++++ Materials provided
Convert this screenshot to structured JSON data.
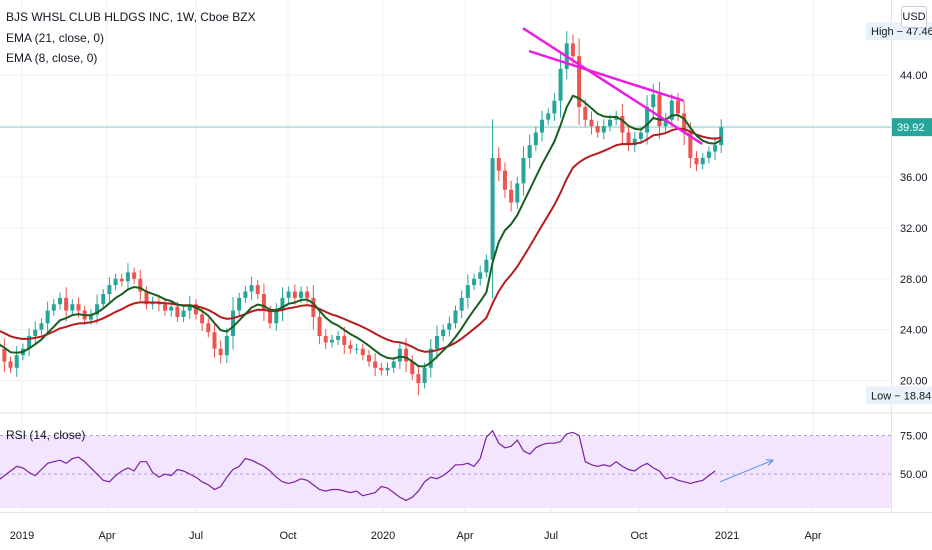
{
  "header": {
    "title": "BJS WHSL CLUB HLDGS INC, 1W, Cboe BZX",
    "ema21_label": "EMA (21, close, 0)",
    "ema8_label": "EMA (8, close, 0)",
    "currency": "USD"
  },
  "rsi_label": "RSI (14, close)",
  "colors": {
    "up": "#26a69a",
    "down": "#ef5350",
    "ema21": "#b71c1c",
    "ema8": "#1b5e20",
    "trendline": "#e91ee3",
    "rsi": "#7b1fa2",
    "rsi_band": "#f3e5fd",
    "arrow": "#4a90e2",
    "price_line": "#26a69a",
    "price_box": "#26a69a"
  },
  "price_axis": {
    "ticks": [
      "20.00",
      "24.00",
      "28.00",
      "32.00",
      "36.00",
      "44.00"
    ],
    "high_label": "High",
    "high_value": "47.46",
    "low_label": "Low",
    "low_value": "18.84",
    "last_price": "39.92"
  },
  "rsi_axis": {
    "ticks": [
      "75.00",
      "50.00"
    ]
  },
  "time_axis": {
    "labels": [
      "2019",
      "Apr",
      "Jul",
      "Oct",
      "2020",
      "Apr",
      "Jul",
      "Oct",
      "2021",
      "Apr"
    ]
  },
  "chart_data": {
    "type": "candlestick",
    "timeframe": "1W",
    "ylim": [
      18.0,
      48.5
    ],
    "closes": [
      23.0,
      22.5,
      21.5,
      21.0,
      22.0,
      22.5,
      23.5,
      24.0,
      24.5,
      25.5,
      26.0,
      26.5,
      25.5,
      26.0,
      25.5,
      24.8,
      25.2,
      26.0,
      26.8,
      27.5,
      28.0,
      27.8,
      28.5,
      28.0,
      27.0,
      26.0,
      26.2,
      26.0,
      25.5,
      25.8,
      25.0,
      25.5,
      26.0,
      25.2,
      24.5,
      23.8,
      22.5,
      22.0,
      23.5,
      25.5,
      26.5,
      27.0,
      27.5,
      26.8,
      25.5,
      24.5,
      25.5,
      26.5,
      27.0,
      26.5,
      27.0,
      26.5,
      25.0,
      23.5,
      23.0,
      23.2,
      23.5,
      22.8,
      22.5,
      22.5,
      22.0,
      21.5,
      21.0,
      20.8,
      21.0,
      21.5,
      22.5,
      21.5,
      20.5,
      19.8,
      21.0,
      22.5,
      23.5,
      24.0,
      24.5,
      25.5,
      26.5,
      27.5,
      28.0,
      28.5,
      29.5,
      37.5,
      36.5,
      35.0,
      34.0,
      35.5,
      37.5,
      38.5,
      39.5,
      40.5,
      41.0,
      42.0,
      44.5,
      46.5,
      45.5,
      41.5,
      40.5,
      40.0,
      39.5,
      40.0,
      40.5,
      40.8,
      39.5,
      38.5,
      39.0,
      39.5,
      41.5,
      42.5,
      40.0,
      40.5,
      42.0,
      41.0,
      39.5,
      37.5,
      37.0,
      37.5,
      38.0,
      38.5,
      39.92
    ],
    "ema8_start": 23.0,
    "ema21_start": 24.2,
    "high": 47.46,
    "low": 18.84,
    "last": 39.92,
    "trendlines": [
      {
        "from": [
          "2020-08-10",
          47.7
        ],
        "to": [
          "2021-03-01",
          38.6
        ]
      },
      {
        "from": [
          "2020-08-17",
          45.9
        ],
        "to": [
          "2021-02-08",
          42.0
        ]
      }
    ],
    "rsi": {
      "ylim": [
        30,
        85
      ],
      "bands": [
        50,
        75
      ],
      "values": [
        41,
        46,
        49,
        52,
        55,
        54,
        51,
        49,
        53,
        57,
        58,
        59,
        57,
        60,
        61,
        58,
        54,
        50,
        46,
        45,
        49,
        52,
        54,
        52,
        58,
        58,
        51,
        48,
        50,
        49,
        53,
        52,
        50,
        48,
        45,
        43,
        40,
        42,
        48,
        53,
        55,
        60,
        59,
        57,
        55,
        52,
        48,
        45,
        44,
        45,
        47,
        46,
        43,
        40,
        39,
        40,
        40,
        39,
        38,
        39,
        36,
        37,
        38,
        42,
        41,
        38,
        35,
        33,
        35,
        39,
        45,
        48,
        47,
        49,
        52,
        56,
        56,
        57,
        55,
        60,
        74,
        78,
        70,
        67,
        68,
        72,
        65,
        63,
        67,
        69,
        70,
        70,
        71,
        76,
        77,
        75,
        58,
        56,
        55,
        56,
        55,
        58,
        55,
        53,
        52,
        55,
        57,
        54,
        52,
        47,
        48,
        46,
        45,
        44,
        45,
        46,
        49,
        52
      ]
    }
  }
}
++++++++
Problem to work on: Transcribe all the data word for word; the images stay out.

Result of this task:
Convert this screenshot to structured JSON data.
{
  "header": {
    "title": "BJS WHSL CLUB HLDGS INC, 1W, Cboe BZX",
    "ema21_label": "EMA (21, close, 0)",
    "ema8_label": "EMA (8, close, 0)",
    "currency": "USD"
  },
  "rsi_label": "RSI (14, close)",
  "colors": {
    "up": "#26a69a",
    "down": "#ef5350",
    "ema21": "#b71c1c",
    "ema8": "#1b5e20",
    "trendline": "#e91ee3",
    "rsi": "#7b1fa2",
    "rsi_band": "#f3e5fd",
    "arrow": "#4a90e2",
    "price_line": "#26a69a",
    "price_box": "#26a69a"
  },
  "price_axis": {
    "ticks": [
      "20.00",
      "24.00",
      "28.00",
      "32.00",
      "36.00",
      "44.00"
    ],
    "high_label": "High",
    "high_value": "47.46",
    "low_label": "Low",
    "low_value": "18.84",
    "last_price": "39.92"
  },
  "rsi_axis": {
    "ticks": [
      "75.00",
      "50.00"
    ]
  },
  "time_axis": {
    "labels": [
      "2019",
      "Apr",
      "Jul",
      "Oct",
      "2020",
      "Apr",
      "Jul",
      "Oct",
      "2021",
      "Apr"
    ]
  },
  "chart_data": {
    "type": "candlestick",
    "timeframe": "1W",
    "ylim": [
      18.0,
      48.5
    ],
    "closes": [
      23.0,
      22.5,
      21.5,
      21.0,
      22.0,
      22.5,
      23.5,
      24.0,
      24.5,
      25.5,
      26.0,
      26.5,
      25.5,
      26.0,
      25.5,
      24.8,
      25.2,
      26.0,
      26.8,
      27.5,
      28.0,
      27.8,
      28.5,
      28.0,
      27.0,
      26.0,
      26.2,
      26.0,
      25.5,
      25.8,
      25.0,
      25.5,
      26.0,
      25.2,
      24.5,
      23.8,
      22.5,
      22.0,
      23.5,
      25.5,
      26.5,
      27.0,
      27.5,
      26.8,
      25.5,
      24.5,
      25.5,
      26.5,
      27.0,
      26.5,
      27.0,
      26.5,
      25.0,
      23.5,
      23.0,
      23.2,
      23.5,
      22.8,
      22.5,
      22.5,
      22.0,
      21.5,
      21.0,
      20.8,
      21.0,
      21.5,
      22.5,
      21.5,
      20.5,
      19.8,
      21.0,
      22.5,
      23.5,
      24.0,
      24.5,
      25.5,
      26.5,
      27.5,
      28.0,
      28.5,
      29.5,
      37.5,
      36.5,
      35.0,
      34.0,
      35.5,
      37.5,
      38.5,
      39.5,
      40.5,
      41.0,
      42.0,
      44.5,
      46.5,
      45.5,
      41.5,
      40.5,
      40.0,
      39.5,
      40.0,
      40.5,
      40.8,
      39.5,
      38.5,
      39.0,
      39.5,
      41.5,
      42.5,
      40.0,
      40.5,
      42.0,
      41.0,
      39.5,
      37.5,
      37.0,
      37.5,
      38.0,
      38.5,
      39.92
    ],
    "ema8_start": 23.0,
    "ema21_start": 24.2,
    "high": 47.46,
    "low": 18.84,
    "last": 39.92,
    "trendlines": [
      {
        "from": [
          "2020-08-10",
          47.7
        ],
        "to": [
          "2021-03-01",
          38.6
        ]
      },
      {
        "from": [
          "2020-08-17",
          45.9
        ],
        "to": [
          "2021-02-08",
          42.0
        ]
      }
    ],
    "rsi": {
      "ylim": [
        30,
        85
      ],
      "bands": [
        50,
        75
      ],
      "values": [
        41,
        46,
        49,
        52,
        55,
        54,
        51,
        49,
        53,
        57,
        58,
        59,
        57,
        60,
        61,
        58,
        54,
        50,
        46,
        45,
        49,
        52,
        54,
        52,
        58,
        58,
        51,
        48,
        50,
        49,
        53,
        52,
        50,
        48,
        45,
        43,
        40,
        42,
        48,
        53,
        55,
        60,
        59,
        57,
        55,
        52,
        48,
        45,
        44,
        45,
        47,
        46,
        43,
        40,
        39,
        40,
        40,
        39,
        38,
        39,
        36,
        37,
        38,
        42,
        41,
        38,
        35,
        33,
        35,
        39,
        45,
        48,
        47,
        49,
        52,
        56,
        56,
        57,
        55,
        60,
        74,
        78,
        70,
        67,
        68,
        72,
        65,
        63,
        67,
        69,
        70,
        70,
        71,
        76,
        77,
        75,
        58,
        56,
        55,
        56,
        55,
        58,
        55,
        53,
        52,
        55,
        57,
        54,
        52,
        47,
        48,
        46,
        45,
        44,
        45,
        46,
        49,
        52
      ]
    }
  }
}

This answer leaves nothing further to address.